Structured figure records
● ● ● ● ●
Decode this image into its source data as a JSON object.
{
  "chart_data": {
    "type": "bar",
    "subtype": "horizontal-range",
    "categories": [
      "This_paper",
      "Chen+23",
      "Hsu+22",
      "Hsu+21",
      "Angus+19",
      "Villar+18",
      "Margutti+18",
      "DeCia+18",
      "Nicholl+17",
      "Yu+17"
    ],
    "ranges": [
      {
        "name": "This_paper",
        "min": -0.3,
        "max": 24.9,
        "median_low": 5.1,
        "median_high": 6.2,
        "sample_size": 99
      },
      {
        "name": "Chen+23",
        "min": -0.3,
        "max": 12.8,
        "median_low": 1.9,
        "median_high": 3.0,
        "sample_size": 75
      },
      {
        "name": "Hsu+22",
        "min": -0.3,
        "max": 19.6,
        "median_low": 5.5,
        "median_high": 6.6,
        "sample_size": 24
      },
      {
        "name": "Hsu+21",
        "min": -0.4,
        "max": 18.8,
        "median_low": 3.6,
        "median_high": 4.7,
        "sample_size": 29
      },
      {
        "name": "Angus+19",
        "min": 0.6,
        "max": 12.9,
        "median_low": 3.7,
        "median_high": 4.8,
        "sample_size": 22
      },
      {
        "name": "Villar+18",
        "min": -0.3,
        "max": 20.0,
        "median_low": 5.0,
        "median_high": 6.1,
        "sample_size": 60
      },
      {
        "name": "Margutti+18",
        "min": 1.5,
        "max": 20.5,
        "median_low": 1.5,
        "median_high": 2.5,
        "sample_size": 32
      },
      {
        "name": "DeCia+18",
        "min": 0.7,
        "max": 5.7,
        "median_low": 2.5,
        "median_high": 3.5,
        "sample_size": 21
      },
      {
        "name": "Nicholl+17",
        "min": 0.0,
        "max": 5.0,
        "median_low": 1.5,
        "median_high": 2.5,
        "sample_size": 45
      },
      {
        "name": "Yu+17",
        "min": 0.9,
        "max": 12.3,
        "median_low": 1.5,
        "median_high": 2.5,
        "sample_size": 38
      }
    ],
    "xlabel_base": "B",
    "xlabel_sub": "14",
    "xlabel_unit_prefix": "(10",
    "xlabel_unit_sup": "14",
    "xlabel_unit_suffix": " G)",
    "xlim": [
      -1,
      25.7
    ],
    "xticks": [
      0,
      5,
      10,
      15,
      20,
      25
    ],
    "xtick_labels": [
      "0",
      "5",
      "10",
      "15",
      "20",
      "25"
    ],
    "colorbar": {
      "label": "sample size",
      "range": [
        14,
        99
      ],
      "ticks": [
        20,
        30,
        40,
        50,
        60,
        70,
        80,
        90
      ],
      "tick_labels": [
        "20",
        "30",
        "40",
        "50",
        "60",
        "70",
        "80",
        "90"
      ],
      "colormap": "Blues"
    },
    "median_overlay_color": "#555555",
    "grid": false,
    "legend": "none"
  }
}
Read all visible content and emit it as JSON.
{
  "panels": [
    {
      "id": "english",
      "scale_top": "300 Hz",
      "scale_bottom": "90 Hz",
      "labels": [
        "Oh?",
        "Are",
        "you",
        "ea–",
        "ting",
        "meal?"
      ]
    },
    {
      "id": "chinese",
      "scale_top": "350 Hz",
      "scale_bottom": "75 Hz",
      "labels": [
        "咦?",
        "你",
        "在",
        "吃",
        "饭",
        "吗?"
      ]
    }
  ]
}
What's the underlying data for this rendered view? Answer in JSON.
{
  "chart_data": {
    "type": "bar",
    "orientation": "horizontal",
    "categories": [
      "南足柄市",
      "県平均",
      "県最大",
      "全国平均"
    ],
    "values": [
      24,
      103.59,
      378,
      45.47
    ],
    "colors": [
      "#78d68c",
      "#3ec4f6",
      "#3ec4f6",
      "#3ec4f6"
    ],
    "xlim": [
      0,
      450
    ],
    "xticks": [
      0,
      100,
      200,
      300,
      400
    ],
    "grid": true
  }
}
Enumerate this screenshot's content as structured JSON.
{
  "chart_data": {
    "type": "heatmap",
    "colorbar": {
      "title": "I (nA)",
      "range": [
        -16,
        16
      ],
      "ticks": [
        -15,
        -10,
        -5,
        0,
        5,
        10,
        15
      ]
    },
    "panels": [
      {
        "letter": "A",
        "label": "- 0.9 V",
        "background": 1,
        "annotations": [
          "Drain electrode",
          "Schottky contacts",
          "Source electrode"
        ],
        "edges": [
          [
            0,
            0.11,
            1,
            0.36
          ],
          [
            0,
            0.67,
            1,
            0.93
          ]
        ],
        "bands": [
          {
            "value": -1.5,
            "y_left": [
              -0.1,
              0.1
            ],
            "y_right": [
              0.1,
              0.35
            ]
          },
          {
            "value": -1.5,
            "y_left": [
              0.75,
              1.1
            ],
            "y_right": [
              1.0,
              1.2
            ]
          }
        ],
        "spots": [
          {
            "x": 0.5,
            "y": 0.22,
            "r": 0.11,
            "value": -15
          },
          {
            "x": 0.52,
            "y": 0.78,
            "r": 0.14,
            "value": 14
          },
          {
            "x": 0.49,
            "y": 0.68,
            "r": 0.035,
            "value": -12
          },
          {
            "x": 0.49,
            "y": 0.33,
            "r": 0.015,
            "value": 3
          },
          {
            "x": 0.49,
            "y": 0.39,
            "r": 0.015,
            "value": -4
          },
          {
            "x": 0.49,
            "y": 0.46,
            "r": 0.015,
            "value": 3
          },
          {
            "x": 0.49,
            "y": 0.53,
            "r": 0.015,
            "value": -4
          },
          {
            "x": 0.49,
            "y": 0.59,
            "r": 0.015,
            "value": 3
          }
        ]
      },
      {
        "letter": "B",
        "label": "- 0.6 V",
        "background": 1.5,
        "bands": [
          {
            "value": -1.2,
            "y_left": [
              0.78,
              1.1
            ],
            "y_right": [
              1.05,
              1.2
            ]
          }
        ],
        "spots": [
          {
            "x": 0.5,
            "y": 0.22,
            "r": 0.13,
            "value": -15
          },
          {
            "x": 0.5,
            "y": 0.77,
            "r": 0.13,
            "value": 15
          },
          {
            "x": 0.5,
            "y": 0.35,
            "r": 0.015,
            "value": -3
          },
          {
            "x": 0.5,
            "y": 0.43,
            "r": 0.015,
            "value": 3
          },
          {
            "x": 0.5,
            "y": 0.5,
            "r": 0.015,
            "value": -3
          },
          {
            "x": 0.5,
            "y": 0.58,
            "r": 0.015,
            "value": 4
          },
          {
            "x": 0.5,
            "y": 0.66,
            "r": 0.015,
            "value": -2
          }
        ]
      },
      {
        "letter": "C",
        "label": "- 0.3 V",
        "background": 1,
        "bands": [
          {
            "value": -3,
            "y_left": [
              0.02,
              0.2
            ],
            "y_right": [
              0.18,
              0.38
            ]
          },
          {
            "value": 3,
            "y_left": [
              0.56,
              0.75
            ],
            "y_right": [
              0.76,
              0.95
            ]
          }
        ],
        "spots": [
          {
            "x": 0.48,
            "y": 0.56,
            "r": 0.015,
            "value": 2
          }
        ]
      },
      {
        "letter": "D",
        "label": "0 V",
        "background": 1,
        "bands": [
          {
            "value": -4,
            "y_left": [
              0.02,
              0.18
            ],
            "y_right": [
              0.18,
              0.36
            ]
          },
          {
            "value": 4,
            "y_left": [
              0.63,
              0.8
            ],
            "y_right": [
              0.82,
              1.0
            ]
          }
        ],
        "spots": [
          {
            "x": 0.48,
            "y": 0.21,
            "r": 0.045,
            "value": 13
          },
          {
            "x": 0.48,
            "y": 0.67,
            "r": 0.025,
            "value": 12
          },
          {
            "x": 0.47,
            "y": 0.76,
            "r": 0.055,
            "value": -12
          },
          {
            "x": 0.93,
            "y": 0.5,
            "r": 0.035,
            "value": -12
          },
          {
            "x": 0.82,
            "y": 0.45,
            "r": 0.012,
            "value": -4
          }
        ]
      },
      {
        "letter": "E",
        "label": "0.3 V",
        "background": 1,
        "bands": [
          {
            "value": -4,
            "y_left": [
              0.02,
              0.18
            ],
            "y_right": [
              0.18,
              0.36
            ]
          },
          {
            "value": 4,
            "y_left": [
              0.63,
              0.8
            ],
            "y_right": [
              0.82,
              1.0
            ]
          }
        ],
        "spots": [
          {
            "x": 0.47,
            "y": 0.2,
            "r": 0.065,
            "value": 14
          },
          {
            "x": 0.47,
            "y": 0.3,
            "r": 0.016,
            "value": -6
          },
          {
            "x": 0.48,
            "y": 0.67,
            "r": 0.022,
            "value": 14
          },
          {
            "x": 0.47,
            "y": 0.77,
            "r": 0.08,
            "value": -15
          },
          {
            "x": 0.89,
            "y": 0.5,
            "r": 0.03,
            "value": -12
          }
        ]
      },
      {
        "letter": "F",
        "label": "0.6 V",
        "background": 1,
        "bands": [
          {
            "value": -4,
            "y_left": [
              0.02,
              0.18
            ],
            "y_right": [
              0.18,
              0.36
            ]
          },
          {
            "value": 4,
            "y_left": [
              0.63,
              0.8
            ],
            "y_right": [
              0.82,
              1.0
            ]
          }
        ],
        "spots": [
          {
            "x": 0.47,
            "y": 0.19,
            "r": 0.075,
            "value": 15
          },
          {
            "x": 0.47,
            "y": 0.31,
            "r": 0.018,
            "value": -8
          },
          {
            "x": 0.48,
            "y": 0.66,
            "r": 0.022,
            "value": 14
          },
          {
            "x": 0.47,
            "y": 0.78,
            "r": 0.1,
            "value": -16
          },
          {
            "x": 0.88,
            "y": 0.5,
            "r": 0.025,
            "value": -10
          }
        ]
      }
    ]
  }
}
● ● ● ● ●
WORK TO BE COMPLETED
Locate all lines holding the word "content", then copy them out.

OUTPUT OF THE TASK
Read all visible content and emit it as JSON.
Enumerate this screenshot's content as structured JSON.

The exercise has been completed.